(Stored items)
══════════
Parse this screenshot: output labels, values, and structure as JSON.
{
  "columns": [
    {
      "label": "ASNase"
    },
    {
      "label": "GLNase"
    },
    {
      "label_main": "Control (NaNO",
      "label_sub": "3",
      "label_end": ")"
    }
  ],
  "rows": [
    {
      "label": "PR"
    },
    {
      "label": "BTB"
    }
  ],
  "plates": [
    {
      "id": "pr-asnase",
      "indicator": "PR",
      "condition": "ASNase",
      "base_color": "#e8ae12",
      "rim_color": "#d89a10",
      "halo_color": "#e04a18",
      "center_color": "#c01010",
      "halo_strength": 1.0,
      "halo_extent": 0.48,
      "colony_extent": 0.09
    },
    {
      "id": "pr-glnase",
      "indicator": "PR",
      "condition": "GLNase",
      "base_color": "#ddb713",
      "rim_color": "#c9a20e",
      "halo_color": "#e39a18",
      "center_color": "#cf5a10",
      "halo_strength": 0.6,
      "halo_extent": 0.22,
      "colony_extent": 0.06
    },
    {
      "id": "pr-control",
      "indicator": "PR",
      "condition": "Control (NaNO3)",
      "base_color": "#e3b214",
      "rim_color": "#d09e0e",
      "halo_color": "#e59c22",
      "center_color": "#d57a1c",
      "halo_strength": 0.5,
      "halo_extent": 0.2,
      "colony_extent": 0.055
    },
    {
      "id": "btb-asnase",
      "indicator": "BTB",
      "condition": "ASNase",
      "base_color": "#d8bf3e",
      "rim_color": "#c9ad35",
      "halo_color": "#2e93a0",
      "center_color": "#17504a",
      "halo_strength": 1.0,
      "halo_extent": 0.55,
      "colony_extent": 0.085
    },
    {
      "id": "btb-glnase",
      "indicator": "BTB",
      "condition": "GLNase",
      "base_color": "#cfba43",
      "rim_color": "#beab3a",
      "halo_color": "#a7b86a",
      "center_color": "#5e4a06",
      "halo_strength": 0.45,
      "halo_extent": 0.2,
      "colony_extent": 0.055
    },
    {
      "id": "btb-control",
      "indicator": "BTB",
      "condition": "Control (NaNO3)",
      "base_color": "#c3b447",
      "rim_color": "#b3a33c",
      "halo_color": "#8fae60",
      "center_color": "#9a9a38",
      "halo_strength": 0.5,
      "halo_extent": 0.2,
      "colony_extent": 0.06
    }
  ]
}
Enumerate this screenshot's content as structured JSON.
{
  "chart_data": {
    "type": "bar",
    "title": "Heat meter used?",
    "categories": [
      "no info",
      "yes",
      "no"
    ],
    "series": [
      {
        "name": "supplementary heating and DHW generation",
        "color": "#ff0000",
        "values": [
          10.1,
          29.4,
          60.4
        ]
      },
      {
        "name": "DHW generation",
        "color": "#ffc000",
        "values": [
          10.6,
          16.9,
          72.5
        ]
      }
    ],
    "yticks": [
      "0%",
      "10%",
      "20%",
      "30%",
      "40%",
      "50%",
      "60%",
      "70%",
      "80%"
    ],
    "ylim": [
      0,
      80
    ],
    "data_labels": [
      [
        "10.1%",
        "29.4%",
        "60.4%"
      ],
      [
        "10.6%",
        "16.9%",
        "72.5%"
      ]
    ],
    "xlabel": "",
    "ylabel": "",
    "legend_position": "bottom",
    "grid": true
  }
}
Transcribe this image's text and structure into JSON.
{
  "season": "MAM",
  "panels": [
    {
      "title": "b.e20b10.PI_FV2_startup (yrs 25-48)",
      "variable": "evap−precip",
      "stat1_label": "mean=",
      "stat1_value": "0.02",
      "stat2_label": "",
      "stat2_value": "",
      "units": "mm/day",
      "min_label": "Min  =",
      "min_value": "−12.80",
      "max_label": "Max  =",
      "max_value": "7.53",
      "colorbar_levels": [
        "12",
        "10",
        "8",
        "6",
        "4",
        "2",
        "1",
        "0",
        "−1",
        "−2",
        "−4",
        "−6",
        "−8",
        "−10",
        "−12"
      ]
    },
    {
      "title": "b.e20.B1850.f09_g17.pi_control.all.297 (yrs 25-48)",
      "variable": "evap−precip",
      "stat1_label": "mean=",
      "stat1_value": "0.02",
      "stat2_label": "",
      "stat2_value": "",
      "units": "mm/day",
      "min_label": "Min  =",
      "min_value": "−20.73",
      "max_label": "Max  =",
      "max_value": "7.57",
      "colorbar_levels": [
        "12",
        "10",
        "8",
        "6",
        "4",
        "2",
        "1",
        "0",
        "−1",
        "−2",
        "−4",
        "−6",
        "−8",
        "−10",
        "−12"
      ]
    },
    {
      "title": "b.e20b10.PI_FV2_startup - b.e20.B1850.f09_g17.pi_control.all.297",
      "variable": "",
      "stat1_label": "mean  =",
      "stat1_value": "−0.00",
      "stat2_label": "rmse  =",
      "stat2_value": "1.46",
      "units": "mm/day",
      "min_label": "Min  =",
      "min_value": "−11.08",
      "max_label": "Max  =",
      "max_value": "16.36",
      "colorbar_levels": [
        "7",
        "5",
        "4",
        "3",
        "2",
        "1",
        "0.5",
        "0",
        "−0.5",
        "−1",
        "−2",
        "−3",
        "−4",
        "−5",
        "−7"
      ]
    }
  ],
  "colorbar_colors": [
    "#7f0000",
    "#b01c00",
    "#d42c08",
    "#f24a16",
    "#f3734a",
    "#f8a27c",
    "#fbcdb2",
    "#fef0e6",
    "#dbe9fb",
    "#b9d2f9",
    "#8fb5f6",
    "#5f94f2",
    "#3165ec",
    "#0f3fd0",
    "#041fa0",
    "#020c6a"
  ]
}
══════════
**Stated exercise:** Retype all the records, matching them exactly.

**Output of the exercise:**
Parse this screenshot: output labels, values, and structure as JSON.
{
  "columns": [
    {
      "label": "ASNase"
    },
    {
      "label": "GLNase"
    },
    {
      "label_main": "Control (NaNO",
      "label_sub": "3",
      "label_end": ")"
    }
  ],
  "rows": [
    {
      "label": "PR"
    },
    {
      "label": "BTB"
    }
  ],
  "plates": [
    {
      "id": "pr-asnase",
      "indicator": "PR",
      "condition": "ASNase",
      "base_color": "#e8ae12",
      "rim_color": "#d89a10",
      "halo_color": "#e04a18",
      "center_color": "#c01010",
      "halo_strength": 1.0,
      "halo_extent": 0.48,
      "colony_extent": 0.09
    },
    {
      "id": "pr-glnase",
      "indicator": "PR",
      "condition": "GLNase",
      "base_color": "#ddb713",
      "rim_color": "#c9a20e",
      "halo_color": "#e39a18",
      "center_color": "#cf5a10",
      "halo_strength": 0.6,
      "halo_extent": 0.22,
      "colony_extent": 0.06
    },
    {
      "id": "pr-control",
      "indicator": "PR",
      "condition": "Control (NaNO3)",
      "base_color": "#e3b214",
      "rim_color": "#d09e0e",
      "halo_color": "#e59c22",
      "center_color": "#d57a1c",
      "halo_strength": 0.5,
      "halo_extent": 0.2,
      "colony_extent": 0.055
    },
    {
      "id": "btb-asnase",
      "indicator": "BTB",
      "condition": "ASNase",
      "base_color": "#d8bf3e",
      "rim_color": "#c9ad35",
      "halo_color": "#2e93a0",
      "center_color": "#17504a",
      "halo_strength": 1.0,
      "halo_extent": 0.55,
      "colony_extent": 0.085
    },
    {
      "id": "btb-glnase",
      "indicator": "BTB",
      "condition": "GLNase",
      "base_color": "#cfba43",
      "rim_color": "#beab3a",
      "halo_color": "#a7b86a",
      "center_color": "#5e4a06",
      "halo_strength": 0.45,
      "halo_extent": 0.2,
      "colony_extent": 0.055
    },
    {
      "id": "btb-control",
      "indicator": "BTB",
      "condition": "Control (NaNO3)",
      "base_color": "#c3b447",
      "rim_color": "#b3a33c",
      "halo_color": "#8fae60",
      "center_color": "#9a9a38",
      "halo_strength": 0.5,
      "halo_extent": 0.2,
      "colony_extent": 0.06
    }
  ]
}
Enumerate this screenshot's content as structured JSON.
{
  "chart_data": {
    "type": "bar",
    "title": "Heat meter used?",
    "categories": [
      "no info",
      "yes",
      "no"
    ],
    "series": [
      {
        "name": "supplementary heating and DHW generation",
        "color": "#ff0000",
        "values": [
          10.1,
          29.4,
          60.4
        ]
      },
      {
        "name": "DHW generation",
        "color": "#ffc000",
        "values": [
          10.6,
          16.9,
          72.5
        ]
      }
    ],
    "yticks": [
      "0%",
      "10%",
      "20%",
      "30%",
      "40%",
      "50%",
      "60%",
      "70%",
      "80%"
    ],
    "ylim": [
      0,
      80
    ],
    "data_labels": [
      [
        "10.1%",
        "29.4%",
        "60.4%"
      ],
      [
        "10.6%",
        "16.9%",
        "72.5%"
      ]
    ],
    "xlabel": "",
    "ylabel": "",
    "legend_position": "bottom",
    "grid": true
  }
}
Transcribe this image's text and structure into JSON.
{
  "season": "MAM",
  "panels": [
    {
      "title": "b.e20b10.PI_FV2_startup (yrs 25-48)",
      "variable": "evap−precip",
      "stat1_label": "mean=",
      "stat1_value": "0.02",
      "stat2_label": "",
      "stat2_value": "",
      "units": "mm/day",
      "min_label": "Min  =",
      "min_value": "−12.80",
      "max_label": "Max  =",
      "max_value": "7.53",
      "colorbar_levels": [
        "12",
        "10",
        "8",
        "6",
        "4",
        "2",
        "1",
        "0",
        "−1",
        "−2",
        "−4",
        "−6",
        "−8",
        "−10",
        "−12"
      ]
    },
    {
      "title": "b.e20.B1850.f09_g17.pi_control.all.297 (yrs 25-48)",
      "variable": "evap−precip",
      "stat1_label": "mean=",
      "stat1_value": "0.02",
      "stat2_label": "",
      "stat2_value": "",
      "units": "mm/day",
      "min_label": "Min  =",
      "min_value": "−20.73",
      "max_label": "Max  =",
      "max_value": "7.57",
      "colorbar_levels": [
        "12",
        "10",
        "8",
        "6",
        "4",
        "2",
        "1",
        "0",
        "−1",
        "−2",
        "−4",
        "−6",
        "−8",
        "−10",
        "−12"
      ]
    },
    {
      "title": "b.e20b10.PI_FV2_startup - b.e20.B1850.f09_g17.pi_control.all.297",
      "variable": "",
      "stat1_label": "mean  =",
      "stat1_value": "−0.00",
      "stat2_label": "rmse  =",
      "stat2_value": "1.46",
      "units": "mm/day",
      "min_label": "Min  =",
      "min_value": "−11.08",
      "max_label": "Max  =",
      "max_value": "16.36",
      "colorbar_levels": [
        "7",
        "5",
        "4",
        "3",
        "2",
        "1",
        "0.5",
        "0",
        "−0.5",
        "−1",
        "−2",
        "−3",
        "−4",
        "−5",
        "−7"
      ]
    }
  ],
  "colorbar_colors": [
    "#7f0000",
    "#b01c00",
    "#d42c08",
    "#f24a16",
    "#f3734a",
    "#f8a27c",
    "#fbcdb2",
    "#fef0e6",
    "#dbe9fb",
    "#b9d2f9",
    "#8fb5f6",
    "#5f94f2",
    "#3165ec",
    "#0f3fd0",
    "#041fa0",
    "#020c6a"
  ]
}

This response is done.